— Start —

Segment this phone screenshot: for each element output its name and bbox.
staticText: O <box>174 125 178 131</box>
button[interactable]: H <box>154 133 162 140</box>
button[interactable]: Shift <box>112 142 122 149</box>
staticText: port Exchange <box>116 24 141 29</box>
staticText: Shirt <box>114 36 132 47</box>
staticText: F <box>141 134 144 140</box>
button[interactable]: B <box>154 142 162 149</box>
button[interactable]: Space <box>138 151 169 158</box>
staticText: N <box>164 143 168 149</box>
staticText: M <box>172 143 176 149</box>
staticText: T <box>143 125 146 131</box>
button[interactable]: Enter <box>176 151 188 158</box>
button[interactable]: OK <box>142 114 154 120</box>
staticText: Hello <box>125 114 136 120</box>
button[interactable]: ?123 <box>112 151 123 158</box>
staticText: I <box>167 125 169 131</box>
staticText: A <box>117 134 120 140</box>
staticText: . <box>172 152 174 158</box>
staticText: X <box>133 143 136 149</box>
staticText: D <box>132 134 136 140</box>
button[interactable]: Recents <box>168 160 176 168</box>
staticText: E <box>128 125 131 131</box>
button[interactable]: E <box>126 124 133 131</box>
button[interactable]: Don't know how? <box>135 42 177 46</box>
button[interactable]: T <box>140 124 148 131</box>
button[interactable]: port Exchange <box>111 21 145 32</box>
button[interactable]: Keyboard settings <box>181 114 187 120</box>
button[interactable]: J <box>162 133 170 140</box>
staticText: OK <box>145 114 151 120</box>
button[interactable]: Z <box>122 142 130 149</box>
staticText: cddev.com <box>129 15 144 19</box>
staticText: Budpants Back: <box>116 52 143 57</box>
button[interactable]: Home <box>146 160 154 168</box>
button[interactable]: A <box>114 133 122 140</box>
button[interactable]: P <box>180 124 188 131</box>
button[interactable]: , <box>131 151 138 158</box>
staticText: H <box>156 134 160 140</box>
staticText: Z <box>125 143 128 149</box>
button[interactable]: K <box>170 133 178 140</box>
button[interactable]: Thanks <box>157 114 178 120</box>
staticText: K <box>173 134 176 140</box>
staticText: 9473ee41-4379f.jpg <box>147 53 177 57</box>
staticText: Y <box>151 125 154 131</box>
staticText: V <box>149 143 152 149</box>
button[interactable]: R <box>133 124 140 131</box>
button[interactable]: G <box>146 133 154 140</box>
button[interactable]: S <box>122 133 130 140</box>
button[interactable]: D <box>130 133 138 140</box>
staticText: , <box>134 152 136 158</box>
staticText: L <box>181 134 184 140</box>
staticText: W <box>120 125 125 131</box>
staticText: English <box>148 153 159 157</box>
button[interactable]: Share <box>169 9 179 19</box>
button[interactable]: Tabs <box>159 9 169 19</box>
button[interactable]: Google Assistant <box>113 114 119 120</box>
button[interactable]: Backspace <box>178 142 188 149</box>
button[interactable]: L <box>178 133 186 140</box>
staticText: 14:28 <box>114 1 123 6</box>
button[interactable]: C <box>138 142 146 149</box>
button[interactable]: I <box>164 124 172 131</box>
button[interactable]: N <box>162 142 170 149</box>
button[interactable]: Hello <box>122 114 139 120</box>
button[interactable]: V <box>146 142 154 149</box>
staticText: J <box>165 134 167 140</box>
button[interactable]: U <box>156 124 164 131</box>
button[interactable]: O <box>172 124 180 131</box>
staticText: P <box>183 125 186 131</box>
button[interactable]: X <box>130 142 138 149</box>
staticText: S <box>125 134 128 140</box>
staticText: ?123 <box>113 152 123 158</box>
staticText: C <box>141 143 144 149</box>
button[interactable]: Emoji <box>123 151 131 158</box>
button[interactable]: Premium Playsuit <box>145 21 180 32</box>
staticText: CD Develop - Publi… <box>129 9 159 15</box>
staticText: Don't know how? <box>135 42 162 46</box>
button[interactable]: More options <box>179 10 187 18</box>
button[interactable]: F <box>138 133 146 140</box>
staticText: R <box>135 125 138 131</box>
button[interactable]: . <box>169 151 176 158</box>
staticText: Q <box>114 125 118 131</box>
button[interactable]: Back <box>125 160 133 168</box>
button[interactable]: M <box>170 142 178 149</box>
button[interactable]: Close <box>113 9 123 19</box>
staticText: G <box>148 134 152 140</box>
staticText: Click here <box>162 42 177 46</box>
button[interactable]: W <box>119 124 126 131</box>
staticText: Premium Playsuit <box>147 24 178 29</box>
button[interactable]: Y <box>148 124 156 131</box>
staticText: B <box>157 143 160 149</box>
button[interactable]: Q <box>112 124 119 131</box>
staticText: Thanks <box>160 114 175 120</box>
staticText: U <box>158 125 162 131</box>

— End —

* _Goal_
Reproduce every line of the records above character for character.

* _Right answer_
Segment this phone screenshot: for each element output its name and bbox.
staticText: O <box>174 125 178 131</box>
button[interactable]: H <box>154 133 162 140</box>
button[interactable]: Shift <box>112 142 122 149</box>
staticText: port Exchange <box>116 24 141 29</box>
staticText: Shirt <box>114 36 132 47</box>
staticText: F <box>141 134 144 140</box>
button[interactable]: B <box>154 142 162 149</box>
button[interactable]: Space <box>138 151 169 158</box>
staticText: N <box>164 143 168 149</box>
staticText: M <box>172 143 176 149</box>
staticText: T <box>143 125 146 131</box>
button[interactable]: Enter <box>176 151 188 158</box>
button[interactable]: OK <box>142 114 154 120</box>
staticText: Hello <box>125 114 136 120</box>
button[interactable]: ?123 <box>112 151 123 158</box>
staticText: I <box>167 125 169 131</box>
staticText: A <box>117 134 120 140</box>
staticText: . <box>172 152 174 158</box>
staticText: X <box>133 143 136 149</box>
staticText: D <box>132 134 136 140</box>
button[interactable]: Recents <box>168 160 176 168</box>
staticText: E <box>128 125 131 131</box>
button[interactable]: E <box>126 124 133 131</box>
button[interactable]: Don't know how? <box>135 42 177 46</box>
button[interactable]: T <box>140 124 148 131</box>
button[interactable]: port Exchange <box>111 21 145 32</box>
button[interactable]: Keyboard settings <box>181 114 187 120</box>
button[interactable]: J <box>162 133 170 140</box>
staticText: OK <box>145 114 151 120</box>
button[interactable]: Z <box>122 142 130 149</box>
staticText: cddev.com <box>129 15 144 19</box>
staticText: Budpants Back: <box>116 52 143 57</box>
button[interactable]: Home <box>146 160 154 168</box>
button[interactable]: A <box>114 133 122 140</box>
button[interactable]: P <box>180 124 188 131</box>
button[interactable]: , <box>131 151 138 158</box>
staticText: H <box>156 134 160 140</box>
staticText: Z <box>125 143 128 149</box>
button[interactable]: K <box>170 133 178 140</box>
button[interactable]: Thanks <box>157 114 178 120</box>
staticText: K <box>173 134 176 140</box>
staticText: 9473ee41-4379f.jpg <box>147 53 177 57</box>
staticText: Y <box>151 125 154 131</box>
staticText: V <box>149 143 152 149</box>
button[interactable]: R <box>133 124 140 131</box>
button[interactable]: G <box>146 133 154 140</box>
button[interactable]: S <box>122 133 130 140</box>
button[interactable]: D <box>130 133 138 140</box>
staticText: , <box>134 152 136 158</box>
staticText: L <box>181 134 184 140</box>
staticText: W <box>120 125 125 131</box>
staticText: English <box>148 153 159 157</box>
button[interactable]: Share <box>169 9 179 19</box>
button[interactable]: Tabs <box>159 9 169 19</box>
button[interactable]: Google Assistant <box>113 114 119 120</box>
button[interactable]: Backspace <box>178 142 188 149</box>
button[interactable]: L <box>178 133 186 140</box>
staticText: 14:28 <box>114 1 123 6</box>
button[interactable]: C <box>138 142 146 149</box>
button[interactable]: I <box>164 124 172 131</box>
button[interactable]: N <box>162 142 170 149</box>
button[interactable]: Hello <box>122 114 139 120</box>
button[interactable]: V <box>146 142 154 149</box>
staticText: J <box>165 134 167 140</box>
button[interactable]: U <box>156 124 164 131</box>
button[interactable]: O <box>172 124 180 131</box>
staticText: P <box>183 125 186 131</box>
button[interactable]: X <box>130 142 138 149</box>
staticText: S <box>125 134 128 140</box>
staticText: ?123 <box>113 152 123 158</box>
staticText: C <box>141 143 144 149</box>
button[interactable]: Emoji <box>123 151 131 158</box>
button[interactable]: Premium Playsuit <box>145 21 180 32</box>
staticText: CD Develop - Publi… <box>129 9 159 15</box>
staticText: Don't know how? <box>135 42 162 46</box>
button[interactable]: More options <box>179 10 187 18</box>
button[interactable]: F <box>138 133 146 140</box>
staticText: R <box>135 125 138 131</box>
button[interactable]: . <box>169 151 176 158</box>
staticText: Q <box>114 125 118 131</box>
button[interactable]: Back <box>125 160 133 168</box>
button[interactable]: M <box>170 142 178 149</box>
button[interactable]: Close <box>113 9 123 19</box>
staticText: G <box>148 134 152 140</box>
staticText: Click here <box>162 42 177 46</box>
button[interactable]: W <box>119 124 126 131</box>
staticText: Premium Playsuit <box>147 24 178 29</box>
button[interactable]: Y <box>148 124 156 131</box>
staticText: B <box>157 143 160 149</box>
button[interactable]: Q <box>112 124 119 131</box>
staticText: Thanks <box>160 114 175 120</box>
staticText: U <box>158 125 162 131</box>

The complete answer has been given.